___ 本文抜粋

志村の「本当にそれで正しいのなら、(寮が)消えてもいいんです、僕は」のセリフの気持ちを、私は遠く及びませんが、これから出来る限り持ち合わせていきたいですし、沢山の方々がこれのほんの少し、欠片でもいいから思ってくれたら、身体的にも精神的にも傷ついて血を流す事が減るのではないかと思います。
ですから、私にとって志村はロールモデルです。このキャラクターを生み出してくださった渡辺あやさん、そして演じてくださった岡山さんにとても感謝しています。

素晴らしい作品を届けてくださり、皆さま本当にありがとうございます。自分の中に生涯残る作品です。

⇨✉️監督・前田悠希からのお返事

この度は、近衛寮放送室へのご投函、誠にありがとうございます。

お手紙を読んで、きっといま、とても辛い状況におられるのだと想像いたしました。私は、「どちらを選んでも、片方を深く傷つけてしまう」二者択一を迫られた経験があります。最初は、どちらも両立しうる道を模索していましたが状況がそうさせてはくれませんでした。

______

**課題の指示**
本文抜粋の「ですから、私にとって志村はロ」から「うさせてはくれませんでした。」に至るまでの部分をすべて、一字一句そのまま書き写しなさい。

___ 出典資料

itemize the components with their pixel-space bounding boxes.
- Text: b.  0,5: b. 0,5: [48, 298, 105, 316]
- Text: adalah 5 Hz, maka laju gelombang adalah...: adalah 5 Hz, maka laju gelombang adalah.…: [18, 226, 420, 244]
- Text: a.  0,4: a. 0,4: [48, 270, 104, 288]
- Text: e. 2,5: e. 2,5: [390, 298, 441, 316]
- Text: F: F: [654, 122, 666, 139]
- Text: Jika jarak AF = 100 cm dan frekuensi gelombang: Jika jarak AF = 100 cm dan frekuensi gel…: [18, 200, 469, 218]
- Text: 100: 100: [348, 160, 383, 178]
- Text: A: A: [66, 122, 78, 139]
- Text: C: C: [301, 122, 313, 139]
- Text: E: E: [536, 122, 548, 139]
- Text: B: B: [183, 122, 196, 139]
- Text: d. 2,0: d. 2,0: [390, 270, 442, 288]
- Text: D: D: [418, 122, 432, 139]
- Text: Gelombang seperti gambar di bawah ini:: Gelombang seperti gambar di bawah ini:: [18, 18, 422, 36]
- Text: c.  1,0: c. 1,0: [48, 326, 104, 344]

______

**記述解答**
ですから、私にとって志村はロールモデルです。このキャラクターを生み出してくださった渡辺あやさん、そして演じてくださった岡山さんにとても感謝しています。

素晴らしい作品を届けてくださり、皆さま本当にありがとうございます。自分の中に生涯残る作品です。

⇨✉️監督・前田悠希からのお返事

この度は、近衛寮放送室へのご投函、誠にありがとうございます。

お手紙を読んで、きっといま、とても辛い状況におられるのだと想像いたしました。私は、「どちらを選んでも、片方を深く傷つけてしまう」二者択一を迫られた経験があります。最初は、どちらも両立しうる道を模索していましたが状況がそうさせてはくれませんでした。